TO DO:
What is the number of lines in the entries below that include the word "qoidalariga"? Provide the number only.

DATA SHOWN:
────────────────
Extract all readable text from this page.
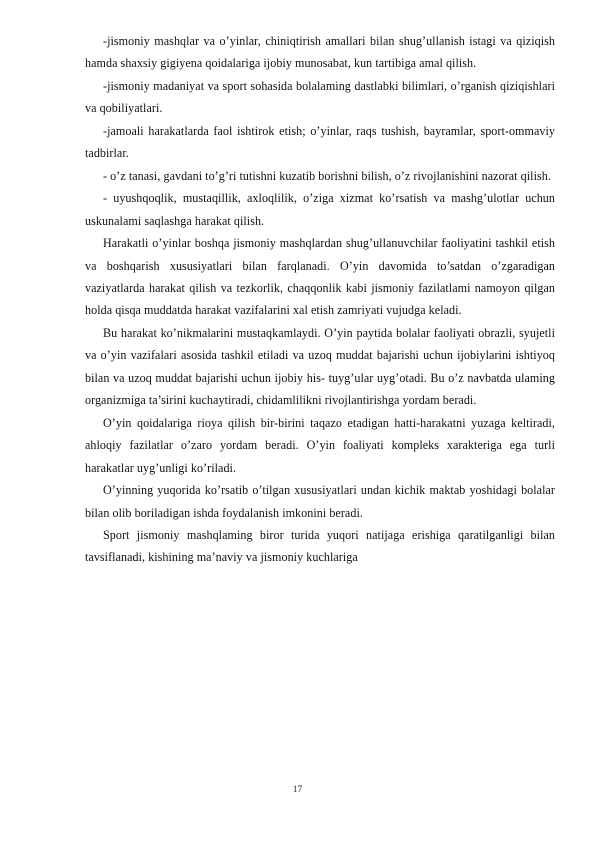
-jismoniy mashqlar va o’yinlar, chiniqtirish amallari bilan shug’ullanish istagi va qiziqish hamda shaxsiy gigiyena qoidalariga ijobiy munosabat, kun tartibiga amal qilish.

-jismoniy madaniyat va sport sohasida bolalaming dastlabki bilimlari, o’rganish qiziqishlari va qobiliyatlari.

-jamoali harakatlarda faol ishtirok etish; o’yinlar, raqs tushish, bayramlar, sport-ommaviy tadbirlar.

- o’z tanasi, gavdani to’g’ri tutishni kuzatib borishni bilish, o’z rivojlanishini nazorat qilish.

- uyushqoqlik, mustaqillik, axloqlilik, o’ziga xizmat ko’rsatish va mashg’ulotlar uchun uskunalami saqlashga harakat qilish.

Harakatli o’yinlar boshqa jismoniy mashqlardan shug’ullanuvchilar faoliyatini tashkil etish va boshqarish xususiyatlari bilan farqlanadi. O’yin davomida to’satdan o’zgaradigan vaziyatlarda harakat qilish va tezkorlik, chaqqonlik kabi jismoniy fazilatlami namoyon qilgan holda qisqa muddatda harakat vazifalarini xal etish zamriyati vujudga keladi.

Bu harakat ko’nikmalarini mustaqkamlaydi. O’yin paytida bolalar faoliyati obrazli, syujetli va o’yin vazifalari asosida tashkil etiladi va uzoq muddat bajarishi uchun ijobiylarini ishtiyoq bilan va uzoq muddat bajarishi uchun ijobiy his- tuyg’ular uyg’otadi. Bu o’z navbatda ulaming organizmiga ta’sirini kuchaytiradi, chidamlilikni rivojlantirishga yordam beradi.

O’yin qoidalariga rioya qilish bir-birini taqazo etadigan hatti-harakatni yuzaga keltiradi, ahloqiy fazilatlar o’zaro yordam beradi. O’yin foaliyati kompleks xarakteriga ega turli harakatlar uyg’unligi ko’riladi.

O’yinning yuqorida ko’rsatib o’tilgan xususiyatlari undan kichik maktab yoshidagi bolalar bilan olib boriladigan ishda foydalanish imkonini beradi.

Sport jismoniy mashqlaming biror turida yuqori natijaga erishiga qaratilganligi bilan tavsiflanadi, kishining ma’naviy va jismoniy kuchlariga

17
────────────────
WRITTEN SOLUTION:
2